**SET PROBLEM:**
Pull out every line from the line containing "Extract the structured" through the end of the material, both ends included, and reproduce it exactly. Keep pictures out.

**RAW RECORDS:**
·····

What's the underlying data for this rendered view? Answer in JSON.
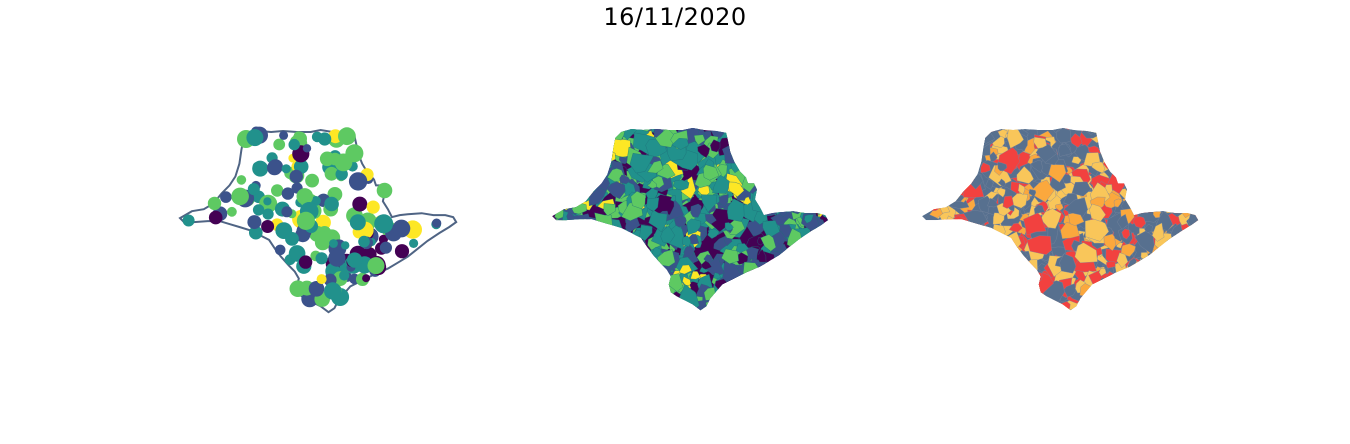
{
  "title": "16/11/2020",
  "colors": {
    "outline": "#4f6484",
    "viridis": [
      "#440154",
      "#3b528b",
      "#21918c",
      "#5ec962",
      "#fde725"
    ],
    "categorical": [
      "#57708f",
      "#f9c65a",
      "#f2413f",
      "#fba83d"
    ]
  },
  "panels": [
    {
      "name": "bubble-map",
      "style": "points on state outline",
      "palette": "viridis"
    },
    {
      "name": "choropleth-map",
      "style": "municipal choropleth",
      "palette": "viridis"
    },
    {
      "name": "category-map",
      "style": "municipal categories",
      "palette": "categorical"
    }
  ]
}
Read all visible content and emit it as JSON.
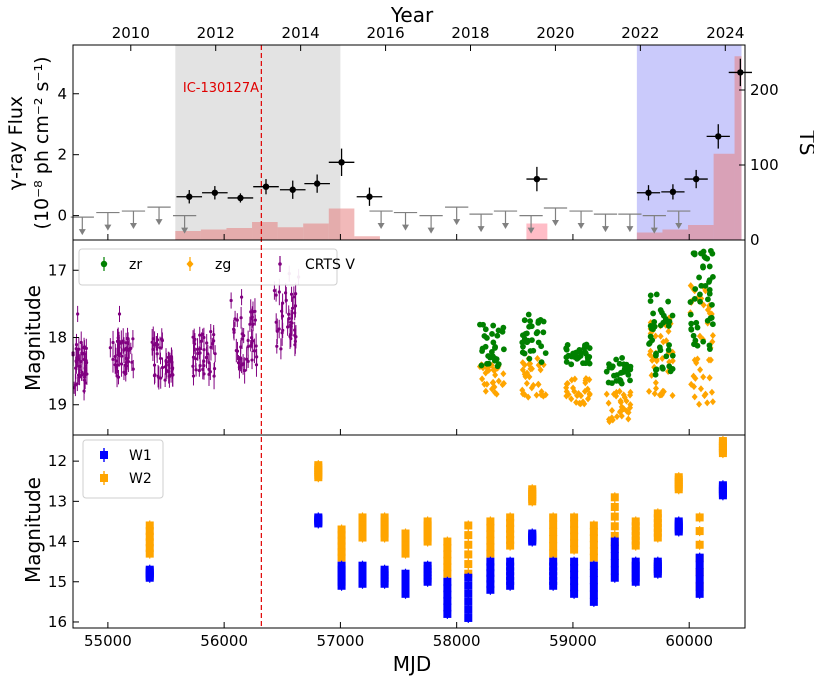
{
  "chart_data": [
    {
      "type": "scatter",
      "panel": "gamma-ray flux and TS",
      "top_axis_label": "Year",
      "top_ticks": [
        "2010",
        "2012",
        "2014",
        "2016",
        "2018",
        "2020",
        "2022",
        "2024"
      ],
      "ylabel_line1": "γ-ray Flux",
      "ylabel_line2": "(10⁻⁸ ph cm⁻² s⁻¹)",
      "ylim": [
        -0.8,
        5.6
      ],
      "yticks": [
        "0",
        "2",
        "4"
      ],
      "right_label": "TS",
      "right_ylim": [
        0,
        260
      ],
      "right_ticks": [
        "0",
        "100",
        "200"
      ],
      "annotation": "IC-130127A",
      "event_mjd": 56320,
      "shaded_regions": [
        {
          "x0": 55580,
          "x1": 57000,
          "color": "#b8b8b8"
        },
        {
          "x0": 59550,
          "x1": 60450,
          "color": "#7a7af5"
        }
      ],
      "colors": {
        "flux": "#000000",
        "upper_limit": "#808080",
        "ts_bar": "#e68080",
        "ts_highlight": "#ffb6c1",
        "event_line": "#e00000"
      },
      "flux_points": [
        {
          "x": 55700,
          "xerr": 110,
          "y": 0.62,
          "yerr": 0.22
        },
        {
          "x": 55920,
          "xerr": 110,
          "y": 0.75,
          "yerr": 0.22
        },
        {
          "x": 56140,
          "xerr": 110,
          "y": 0.58,
          "yerr": 0.15
        },
        {
          "x": 56360,
          "xerr": 110,
          "y": 0.95,
          "yerr": 0.25
        },
        {
          "x": 56590,
          "xerr": 110,
          "y": 0.85,
          "yerr": 0.3
        },
        {
          "x": 56800,
          "xerr": 110,
          "y": 1.05,
          "yerr": 0.3
        },
        {
          "x": 57010,
          "xerr": 110,
          "y": 1.75,
          "yerr": 0.45
        },
        {
          "x": 57250,
          "xerr": 110,
          "y": 0.62,
          "yerr": 0.3
        },
        {
          "x": 58690,
          "xerr": 90,
          "y": 1.2,
          "yerr": 0.4
        },
        {
          "x": 59650,
          "xerr": 100,
          "y": 0.75,
          "yerr": 0.25
        },
        {
          "x": 59860,
          "xerr": 100,
          "y": 0.78,
          "yerr": 0.25
        },
        {
          "x": 60060,
          "xerr": 100,
          "y": 1.2,
          "yerr": 0.3
        },
        {
          "x": 60250,
          "xerr": 100,
          "y": 2.6,
          "yerr": 0.4
        },
        {
          "x": 60440,
          "xerr": 100,
          "y": 4.7,
          "yerr": 0.45
        }
      ],
      "upper_limits": [
        {
          "x": 54780,
          "xerr": 100,
          "y": -0.05
        },
        {
          "x": 55000,
          "xerr": 100,
          "y": 0.1
        },
        {
          "x": 55220,
          "xerr": 100,
          "y": 0.15
        },
        {
          "x": 55440,
          "xerr": 100,
          "y": 0.28
        },
        {
          "x": 55660,
          "xerr": 100,
          "y": 0.0
        },
        {
          "x": 57350,
          "xerr": 100,
          "y": 0.15
        },
        {
          "x": 57560,
          "xerr": 100,
          "y": 0.1
        },
        {
          "x": 57780,
          "xerr": 100,
          "y": 0.0
        },
        {
          "x": 58000,
          "xerr": 100,
          "y": 0.28
        },
        {
          "x": 58210,
          "xerr": 100,
          "y": 0.05
        },
        {
          "x": 58420,
          "xerr": 100,
          "y": 0.15
        },
        {
          "x": 58640,
          "xerr": 100,
          "y": 0.0
        },
        {
          "x": 58850,
          "xerr": 100,
          "y": 0.25
        },
        {
          "x": 59070,
          "xerr": 100,
          "y": 0.15
        },
        {
          "x": 59280,
          "xerr": 100,
          "y": 0.05
        },
        {
          "x": 59490,
          "xerr": 100,
          "y": 0.05
        },
        {
          "x": 59700,
          "xerr": 100,
          "y": 0.0
        },
        {
          "x": 59910,
          "xerr": 100,
          "y": 0.15
        }
      ],
      "ts_bins": [
        {
          "x0": 55580,
          "x1": 55800,
          "ts": 12
        },
        {
          "x0": 55800,
          "x1": 56020,
          "ts": 14
        },
        {
          "x0": 56020,
          "x1": 56240,
          "ts": 16
        },
        {
          "x0": 56240,
          "x1": 56460,
          "ts": 24
        },
        {
          "x0": 56460,
          "x1": 56680,
          "ts": 17
        },
        {
          "x0": 56680,
          "x1": 56900,
          "ts": 22
        },
        {
          "x0": 56900,
          "x1": 57120,
          "ts": 42
        },
        {
          "x0": 57120,
          "x1": 57340,
          "ts": 5
        },
        {
          "x0": 58600,
          "x1": 58780,
          "ts": 22,
          "highlight": true
        },
        {
          "x0": 59550,
          "x1": 59770,
          "ts": 10
        },
        {
          "x0": 59770,
          "x1": 59990,
          "ts": 14
        },
        {
          "x0": 59990,
          "x1": 60210,
          "ts": 20
        },
        {
          "x0": 60210,
          "x1": 60390,
          "ts": 115
        },
        {
          "x0": 60390,
          "x1": 60450,
          "ts": 245
        }
      ]
    },
    {
      "type": "scatter",
      "panel": "optical light curve",
      "ylabel": "Magnitude",
      "ylim": [
        19.45,
        16.55
      ],
      "yticks": [
        "17",
        "18",
        "19"
      ],
      "legend": [
        "zr",
        "zg",
        "CRTS V"
      ],
      "colors": {
        "zr": "#008000",
        "zg": "#ffa500",
        "crts": "#800080"
      },
      "crts_clusters": [
        {
          "x0": 54700,
          "x1": 54820,
          "lo": 18.0,
          "hi": 18.8,
          "n": 40
        },
        {
          "x0": 55020,
          "x1": 55220,
          "lo": 18.0,
          "hi": 18.6,
          "n": 40
        },
        {
          "x0": 55380,
          "x1": 55560,
          "lo": 18.0,
          "hi": 18.7,
          "n": 40
        },
        {
          "x0": 55730,
          "x1": 55930,
          "lo": 17.9,
          "hi": 18.6,
          "n": 40
        },
        {
          "x0": 56080,
          "x1": 56280,
          "lo": 17.6,
          "hi": 18.5,
          "n": 40
        },
        {
          "x0": 56430,
          "x1": 56630,
          "lo": 17.3,
          "hi": 18.2,
          "n": 35
        }
      ],
      "ztf_clusters": [
        {
          "x0": 58200,
          "x1": 58420,
          "zr_lo": 17.8,
          "zr_hi": 18.5,
          "zg_lo": 18.4,
          "zg_hi": 18.9,
          "n": 30
        },
        {
          "x0": 58560,
          "x1": 58780,
          "zr_lo": 17.6,
          "zr_hi": 18.4,
          "zg_lo": 18.3,
          "zg_hi": 18.9,
          "n": 30
        },
        {
          "x0": 58930,
          "x1": 59150,
          "zr_lo": 18.1,
          "zr_hi": 18.4,
          "zg_lo": 18.6,
          "zg_hi": 19.0,
          "n": 30
        },
        {
          "x0": 59290,
          "x1": 59510,
          "zr_lo": 18.3,
          "zr_hi": 18.7,
          "zg_lo": 18.8,
          "zg_hi": 19.3,
          "n": 30
        },
        {
          "x0": 59650,
          "x1": 59870,
          "zr_lo": 17.3,
          "zr_hi": 18.6,
          "zg_lo": 17.7,
          "zg_hi": 18.9,
          "n": 40
        },
        {
          "x0": 60010,
          "x1": 60210,
          "zr_lo": 16.7,
          "zr_hi": 18.2,
          "zg_lo": 17.2,
          "zg_hi": 19.0,
          "n": 45
        }
      ]
    },
    {
      "type": "scatter",
      "panel": "infrared light curve",
      "ylabel": "Magnitude",
      "xlabel": "MJD",
      "xlim": [
        54700,
        60480
      ],
      "xticks": [
        "55000",
        "56000",
        "57000",
        "58000",
        "59000",
        "60000"
      ],
      "ylim": [
        16.15,
        11.35
      ],
      "yticks": [
        "12",
        "13",
        "14",
        "15",
        "16"
      ],
      "legend": [
        "W1",
        "W2"
      ],
      "colors": {
        "W1": "#0000ff",
        "W2": "#ffa500"
      },
      "epochs": [
        {
          "x": 55360,
          "w1": [
            14.7,
            14.9
          ],
          "w2": [
            13.6,
            14.3
          ]
        },
        {
          "x": 56810,
          "w1": [
            13.4,
            13.55
          ],
          "w2": [
            12.1,
            12.4
          ]
        },
        {
          "x": 57010,
          "w1": [
            14.6,
            15.1
          ],
          "w2": [
            13.7,
            14.4
          ]
        },
        {
          "x": 57190,
          "w1": [
            14.6,
            15.05
          ],
          "w2": [
            13.4,
            13.9
          ]
        },
        {
          "x": 57380,
          "w1": [
            14.7,
            15.05
          ],
          "w2": [
            13.4,
            13.9
          ]
        },
        {
          "x": 57560,
          "w1": [
            14.8,
            15.3
          ],
          "w2": [
            13.8,
            14.3
          ]
        },
        {
          "x": 57750,
          "w1": [
            14.6,
            15.0
          ],
          "w2": [
            13.5,
            14.0
          ]
        },
        {
          "x": 57920,
          "w1": [
            15.0,
            15.8
          ],
          "w2": [
            14.0,
            14.8
          ]
        },
        {
          "x": 58100,
          "w1": [
            14.9,
            15.9
          ],
          "w2": [
            13.6,
            14.8
          ]
        },
        {
          "x": 58290,
          "w1": [
            14.5,
            15.2
          ],
          "w2": [
            13.5,
            14.3
          ]
        },
        {
          "x": 58460,
          "w1": [
            14.5,
            15.1
          ],
          "w2": [
            13.4,
            14.1
          ]
        },
        {
          "x": 58650,
          "w1": [
            13.8,
            14.0
          ],
          "w2": [
            12.7,
            13.0
          ]
        },
        {
          "x": 58830,
          "w1": [
            14.5,
            15.1
          ],
          "w2": [
            13.4,
            14.3
          ]
        },
        {
          "x": 59010,
          "w1": [
            14.5,
            15.3
          ],
          "w2": [
            13.4,
            14.2
          ]
        },
        {
          "x": 59180,
          "w1": [
            14.6,
            15.5
          ],
          "w2": [
            13.6,
            14.4
          ]
        },
        {
          "x": 59360,
          "w1": [
            14.0,
            14.9
          ],
          "w2": [
            12.9,
            14.1
          ]
        },
        {
          "x": 59540,
          "w1": [
            14.5,
            15.0
          ],
          "w2": [
            13.5,
            14.1
          ]
        },
        {
          "x": 59730,
          "w1": [
            14.5,
            14.8
          ],
          "w2": [
            13.3,
            13.9
          ]
        },
        {
          "x": 59910,
          "w1": [
            13.5,
            13.75
          ],
          "w2": [
            12.4,
            12.7
          ]
        },
        {
          "x": 60090,
          "w1": [
            14.4,
            15.3
          ],
          "w2": [
            13.4,
            15.1
          ]
        },
        {
          "x": 60290,
          "w1": [
            12.6,
            12.85
          ],
          "w2": [
            11.5,
            11.8
          ]
        }
      ]
    }
  ]
}
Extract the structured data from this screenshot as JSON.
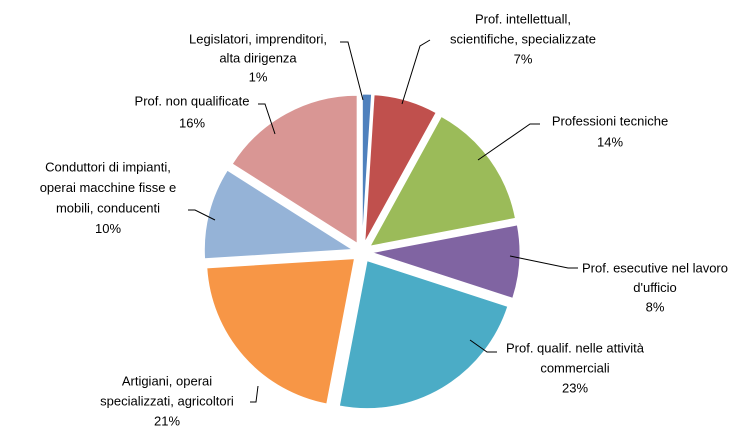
{
  "chart_data": {
    "type": "pie",
    "categories": [
      [
        "Legislatori, imprenditori,",
        "alta dirigenza"
      ],
      [
        "Prof. intellettuall,",
        "scientifiche, specializzate"
      ],
      [
        "Professioni tecniche"
      ],
      [
        "Prof. esecutive nel lavoro",
        "d'ufficio"
      ],
      [
        "Prof. qualif. nelle attività",
        "commerciali"
      ],
      [
        "Artigiani, operai",
        "specializzati, agricoltori"
      ],
      [
        "Conduttori di impianti,",
        "operai macchine fisse e",
        "mobili, conducenti"
      ],
      [
        "Prof. non qualificate"
      ]
    ],
    "values": [
      1,
      7,
      14,
      8,
      23,
      21,
      10,
      16
    ],
    "value_labels": [
      "1%",
      "7%",
      "14%",
      "8%",
      "23%",
      "21%",
      "10%",
      "16%"
    ],
    "colors": [
      "#4f81bd",
      "#c0504d",
      "#9bbb59",
      "#8064a2",
      "#4bacc6",
      "#f79646",
      "#95b3d7",
      "#d99694"
    ]
  }
}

·····

**WRITTEN SOLUTION:**
Extract the structured data from this screenshot as JSON.
{
  "chart_data": {
    "type": "pie",
    "categories": [
      [
        "Legislatori, imprenditori,",
        "alta dirigenza"
      ],
      [
        "Prof. intellettuall,",
        "scientifiche, specializzate"
      ],
      [
        "Professioni tecniche"
      ],
      [
        "Prof. esecutive nel lavoro",
        "d'ufficio"
      ],
      [
        "Prof. qualif. nelle attività",
        "commerciali"
      ],
      [
        "Artigiani, operai",
        "specializzati, agricoltori"
      ],
      [
        "Conduttori di impianti,",
        "operai macchine fisse e",
        "mobili, conducenti"
      ],
      [
        "Prof. non qualificate"
      ]
    ],
    "values": [
      1,
      7,
      14,
      8,
      23,
      21,
      10,
      16
    ],
    "value_labels": [
      "1%",
      "7%",
      "14%",
      "8%",
      "23%",
      "21%",
      "10%",
      "16%"
    ],
    "colors": [
      "#4f81bd",
      "#c0504d",
      "#9bbb59",
      "#8064a2",
      "#4bacc6",
      "#f79646",
      "#95b3d7",
      "#d99694"
    ]
  }
}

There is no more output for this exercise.